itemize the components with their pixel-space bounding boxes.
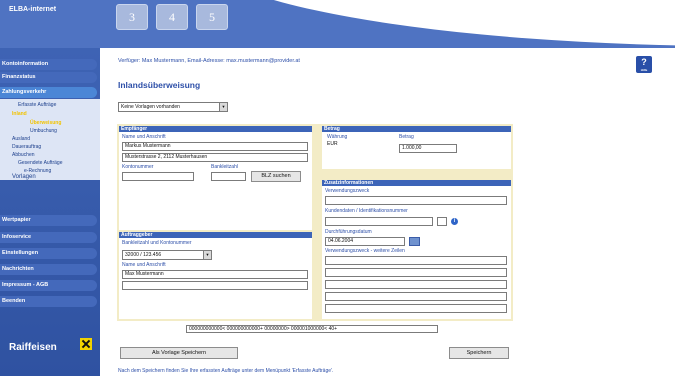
amount-input[interactable]: 1.000,00 bbox=[399, 144, 457, 153]
sidebar-subitem-vorlagen[interactable]: Vorlagen bbox=[12, 174, 36, 180]
sidebar-item-infoservice[interactable]: Infoservice bbox=[0, 232, 97, 243]
customer-data-input[interactable] bbox=[325, 217, 433, 226]
auftraggeber-name-label: Name und Anschrift bbox=[122, 262, 166, 268]
sidebar-item-nachrichten[interactable]: Nachrichten bbox=[0, 264, 97, 275]
sidebar-subitem-gesendete-auftraege[interactable]: Gesendete Aufträge bbox=[18, 160, 62, 166]
date-label: Durchführungsdatum bbox=[325, 229, 372, 235]
sidebar-item-wertpapier[interactable]: Wertpapier bbox=[0, 215, 97, 226]
purpose-line-input[interactable] bbox=[325, 256, 507, 265]
blz-search-button[interactable]: BLZ suchen bbox=[251, 171, 301, 182]
currency-label: Währung bbox=[327, 134, 348, 140]
currency-value: EUR bbox=[327, 141, 338, 147]
purpose-line-input[interactable] bbox=[325, 292, 507, 301]
date-input[interactable]: 04.06.2004 bbox=[325, 237, 405, 246]
calendar-icon[interactable] bbox=[409, 237, 420, 246]
empfaenger-panel: Empfänger Name und Anschrift Markus Must… bbox=[119, 126, 312, 230]
empfaenger-name-input[interactable]: Markus Mustermann bbox=[122, 142, 308, 151]
sidebar-subitem-ausland[interactable]: Ausland bbox=[12, 136, 30, 142]
transfer-form: Empfänger Name und Anschrift Markus Must… bbox=[117, 124, 513, 321]
save-template-button[interactable]: Als Vorlage Speichern bbox=[120, 347, 238, 359]
sidebar-item-kontoinformation[interactable]: Kontoinformation bbox=[0, 59, 97, 70]
purpose-line-input[interactable] bbox=[325, 268, 507, 277]
help-button[interactable]: ? Hilfe bbox=[636, 56, 652, 73]
header-curve bbox=[190, 0, 675, 46]
empfaenger-blz-label: Bankleitzahl bbox=[211, 164, 238, 170]
auftraggeber-header: Auftraggeber bbox=[119, 232, 312, 238]
template-select-value: Keine Vorlagen vorhanden bbox=[121, 104, 180, 110]
coding-line: 000000000000< 000000000000+ 00000000> 00… bbox=[186, 325, 438, 333]
raiffeisen-logo: Raiffeisen bbox=[9, 342, 57, 353]
purpose-input[interactable] bbox=[325, 196, 507, 205]
sidebar-subitem-abbuchen[interactable]: Abbuchen bbox=[12, 152, 35, 158]
sidebar-subitem-dauerauftrag[interactable]: Dauerauftrag bbox=[12, 144, 41, 150]
zusatz-header: Zusatzinformationen bbox=[322, 180, 511, 186]
auftraggeber-panel: Auftraggeber Bankleitzahl und Kontonumme… bbox=[119, 232, 312, 319]
customer-data-label: Kundendaten / Identifikationsnummer bbox=[325, 208, 408, 214]
footnote: Nach dem Speichern finden Sie Ihre erfas… bbox=[118, 368, 334, 374]
auftraggeber-address-input[interactable] bbox=[122, 281, 308, 290]
header-tab-5[interactable]: 5 bbox=[196, 4, 228, 30]
template-select[interactable]: Keine Vorlagen vorhanden ▼ bbox=[118, 102, 228, 112]
sidebar-item-einstellungen[interactable]: Einstellungen bbox=[0, 248, 97, 259]
page-title: Inlandsüberweisung bbox=[118, 80, 201, 90]
chevron-down-icon: ▼ bbox=[219, 103, 227, 111]
betrag-header: Betrag bbox=[322, 126, 511, 132]
empfaenger-address-input[interactable]: Musterstrasse 2, 2112 Musterhausen bbox=[122, 153, 308, 162]
auftraggeber-name-input[interactable]: Max Mustermann bbox=[122, 270, 308, 279]
sidebar-submenu: Erfasste Aufträge Inland Überweisung Umb… bbox=[0, 99, 100, 180]
sidebar-item-beenden[interactable]: Beenden bbox=[0, 296, 97, 307]
purpose-line-input[interactable] bbox=[325, 280, 507, 289]
sidebar-item-impressum[interactable]: Impressum - AGB bbox=[0, 280, 97, 291]
purpose-more-label: Verwendungszweck - weitere Zeilen bbox=[325, 248, 405, 254]
betrag-panel: Betrag Währung Betrag EUR 1.000,00 bbox=[322, 126, 511, 169]
auftraggeber-konto-value: 32000 / 123.456 bbox=[125, 252, 162, 258]
empfaenger-konto-label: Kontonummer bbox=[122, 164, 154, 170]
header-tabs: 3 4 5 bbox=[80, 0, 235, 34]
sidebar-item-finanzstatus[interactable]: Finanzstatus bbox=[0, 72, 97, 83]
raiffeisen-gable-icon bbox=[80, 338, 92, 350]
help-icon: ? bbox=[641, 57, 647, 67]
sidebar: Kontoinformation Finanzstatus Zahlungsve… bbox=[0, 48, 100, 376]
sidebar-subitem-inland[interactable]: Inland bbox=[12, 111, 27, 117]
customer-data-check-input[interactable] bbox=[437, 217, 447, 226]
save-button[interactable]: Speichern bbox=[449, 347, 509, 359]
sidebar-item-zahlungsverkehr[interactable]: Zahlungsverkehr bbox=[0, 87, 97, 98]
header-tab-3[interactable]: 3 bbox=[116, 4, 148, 30]
empfaenger-header: Empfänger bbox=[119, 126, 312, 132]
auftraggeber-konto-select[interactable]: 32000 / 123.456 ▼ bbox=[122, 250, 212, 260]
user-info: Verfüger: Max Mustermann, Email-Adresse:… bbox=[118, 58, 300, 64]
purpose-line-input[interactable] bbox=[325, 304, 507, 313]
sidebar-subitem-umbuchung[interactable]: Umbuchung bbox=[30, 128, 57, 134]
header-tab-4[interactable]: 4 bbox=[156, 4, 188, 30]
auftraggeber-konto-label: Bankleitzahl und Kontonummer bbox=[122, 240, 192, 246]
empfaenger-name-label: Name und Anschrift bbox=[122, 134, 166, 140]
sidebar-subitem-erfasste-auftraege[interactable]: Erfasste Aufträge bbox=[18, 102, 56, 108]
brand-title: ELBA-internet bbox=[9, 6, 57, 13]
help-label: Hilfe bbox=[640, 68, 648, 72]
empfaenger-blz-input[interactable] bbox=[211, 172, 246, 181]
sidebar-subitem-ueberweisung[interactable]: Überweisung bbox=[30, 120, 61, 126]
amount-label: Betrag bbox=[399, 134, 414, 140]
zusatz-panel: Zusatzinformationen Verwendungszweck Kun… bbox=[322, 180, 511, 319]
app-header: 3 4 5 ELBA-internet bbox=[0, 0, 675, 48]
info-icon[interactable]: i bbox=[451, 218, 458, 225]
purpose-label: Verwendungszweck bbox=[325, 188, 370, 194]
chevron-down-icon: ▼ bbox=[203, 251, 211, 259]
empfaenger-konto-input[interactable] bbox=[122, 172, 194, 181]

• [Your goal]
Rewrite the data from the line with "amount-input[interactable]: 1.000,00 bbox=[399, 144, 457, 153]" to the line with "calendar-icon[interactable] bbox=[409, 237, 420, 246]", replacing "purpose-line-input" with "memo-line-input" and leaving everything else unchanged.

• [Worked answer]
amount-input[interactable]: 1.000,00 bbox=[399, 144, 457, 153]
sidebar-subitem-vorlagen[interactable]: Vorlagen bbox=[12, 174, 36, 180]
sidebar-item-infoservice[interactable]: Infoservice bbox=[0, 232, 97, 243]
customer-data-input[interactable] bbox=[325, 217, 433, 226]
auftraggeber-name-label: Name und Anschrift bbox=[122, 262, 166, 268]
sidebar-item-nachrichten[interactable]: Nachrichten bbox=[0, 264, 97, 275]
sidebar-subitem-gesendete-auftraege[interactable]: Gesendete Aufträge bbox=[18, 160, 62, 166]
date-label: Durchführungsdatum bbox=[325, 229, 372, 235]
sidebar-item-wertpapier[interactable]: Wertpapier bbox=[0, 215, 97, 226]
memo-line-input[interactable] bbox=[325, 256, 507, 265]
blz-search-button[interactable]: BLZ suchen bbox=[251, 171, 301, 182]
currency-label: Währung bbox=[327, 134, 348, 140]
currency-value: EUR bbox=[327, 141, 338, 147]
memo-line-input[interactable] bbox=[325, 292, 507, 301]
date-input[interactable]: 04.06.2004 bbox=[325, 237, 405, 246]
calendar-icon[interactable] bbox=[409, 237, 420, 246]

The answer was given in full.